* _Directive_: Among the lines below, count those containing the word "размеры". Give the number only.

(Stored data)
■ ■ ■ ■ ■
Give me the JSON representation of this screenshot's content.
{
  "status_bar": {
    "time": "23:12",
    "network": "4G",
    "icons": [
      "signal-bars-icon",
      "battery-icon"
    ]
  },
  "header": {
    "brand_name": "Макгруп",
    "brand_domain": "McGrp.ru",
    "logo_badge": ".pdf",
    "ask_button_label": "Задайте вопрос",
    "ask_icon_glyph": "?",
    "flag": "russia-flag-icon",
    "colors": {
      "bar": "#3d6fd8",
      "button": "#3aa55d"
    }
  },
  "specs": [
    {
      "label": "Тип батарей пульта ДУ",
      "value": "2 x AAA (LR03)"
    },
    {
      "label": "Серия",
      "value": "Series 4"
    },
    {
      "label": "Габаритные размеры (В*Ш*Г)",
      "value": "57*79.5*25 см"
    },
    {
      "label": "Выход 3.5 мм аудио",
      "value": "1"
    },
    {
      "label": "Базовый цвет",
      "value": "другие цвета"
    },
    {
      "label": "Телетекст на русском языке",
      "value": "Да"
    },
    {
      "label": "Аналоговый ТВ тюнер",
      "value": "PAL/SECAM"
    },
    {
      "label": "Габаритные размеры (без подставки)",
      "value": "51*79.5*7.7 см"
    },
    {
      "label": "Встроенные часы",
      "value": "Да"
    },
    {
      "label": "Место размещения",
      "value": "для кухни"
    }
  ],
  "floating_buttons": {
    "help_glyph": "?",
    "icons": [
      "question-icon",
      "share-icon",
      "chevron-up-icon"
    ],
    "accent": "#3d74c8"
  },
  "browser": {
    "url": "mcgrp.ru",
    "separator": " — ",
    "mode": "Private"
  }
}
■ ■ ■ ■ ■
* _Written response_: 2